* [Requirement]: Print the entries in full, word for word, but not the pictures.

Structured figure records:
▼

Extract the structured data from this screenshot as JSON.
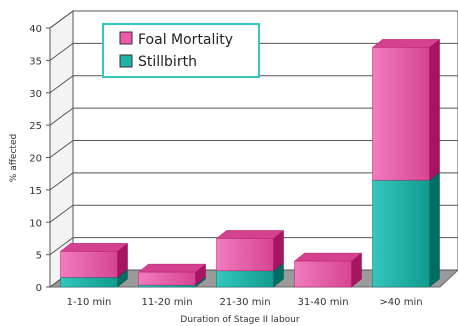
{
  "chart_data": {
    "type": "bar",
    "stacked": true,
    "style": "3d",
    "categories": [
      "1-10 min",
      "11-20 min",
      "21-30 min",
      "31-40 min",
      ">40 min"
    ],
    "series": [
      {
        "name": "Stillbirth",
        "color": "#1fb3a8",
        "values": [
          1.5,
          0.3,
          2.5,
          0,
          16.5
        ]
      },
      {
        "name": "Foal Mortality",
        "color": "#ec5aa8",
        "values": [
          4,
          2,
          5,
          4,
          20.5
        ]
      }
    ],
    "legend_order": [
      "Foal Mortality",
      "Stillbirth"
    ],
    "xlabel": "Duration of Stage II labour",
    "ylabel": "% affected",
    "ylim": [
      0,
      40
    ],
    "yticks": [
      0,
      5,
      10,
      15,
      20,
      25,
      30,
      35,
      40
    ],
    "grid": true,
    "legend_position": "top-left"
  }
}
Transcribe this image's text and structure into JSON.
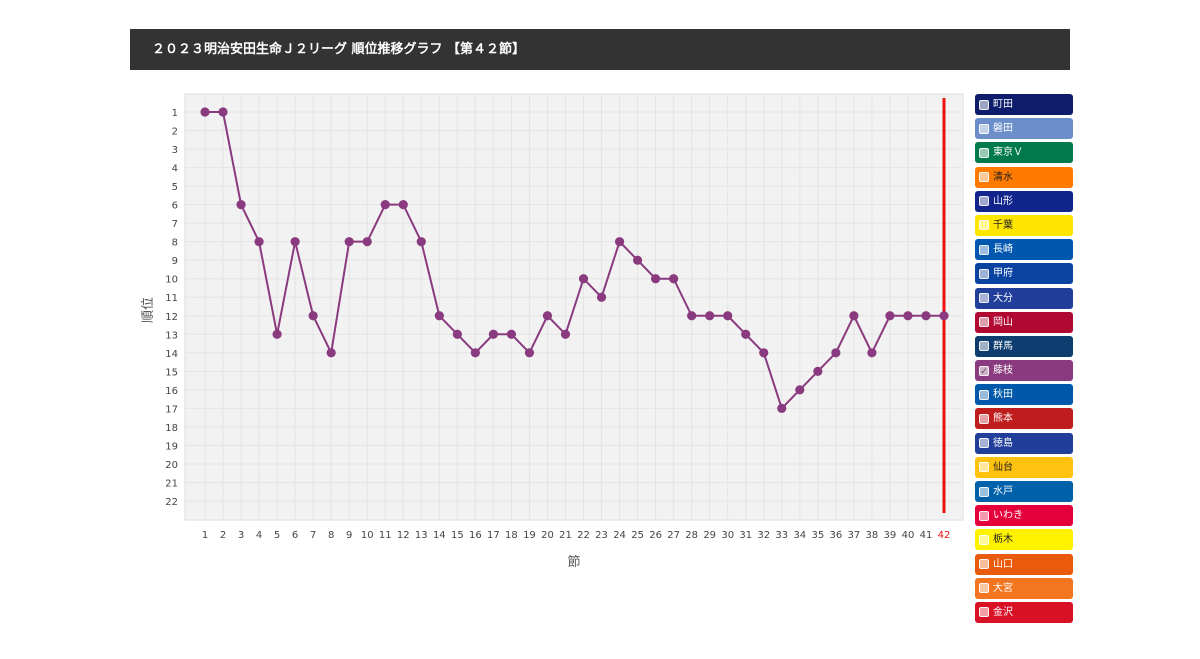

▲

* [Exercise result]:
Extract the structured data from this screenshot as JSON.
{
  "chart_data": {
    "type": "bar",
    "stacked": true,
    "style": "3d",
    "categories": [
      "1-10 min",
      "11-20 min",
      "21-30 min",
      "31-40 min",
      ">40 min"
    ],
    "series": [
      {
        "name": "Stillbirth",
        "color": "#1fb3a8",
        "values": [
          1.5,
          0.3,
          2.5,
          0,
          16.5
        ]
      },
      {
        "name": "Foal Mortality",
        "color": "#ec5aa8",
        "values": [
          4,
          2,
          5,
          4,
          20.5
        ]
      }
    ],
    "legend_order": [
      "Foal Mortality",
      "Stillbirth"
    ],
    "xlabel": "Duration of Stage II labour",
    "ylabel": "% affected",
    "ylim": [
      0,
      40
    ],
    "yticks": [
      0,
      5,
      10,
      15,
      20,
      25,
      30,
      35,
      40
    ],
    "grid": true,
    "legend_position": "top-left"
  }
}
Transcribe this image's text and structure into JSON.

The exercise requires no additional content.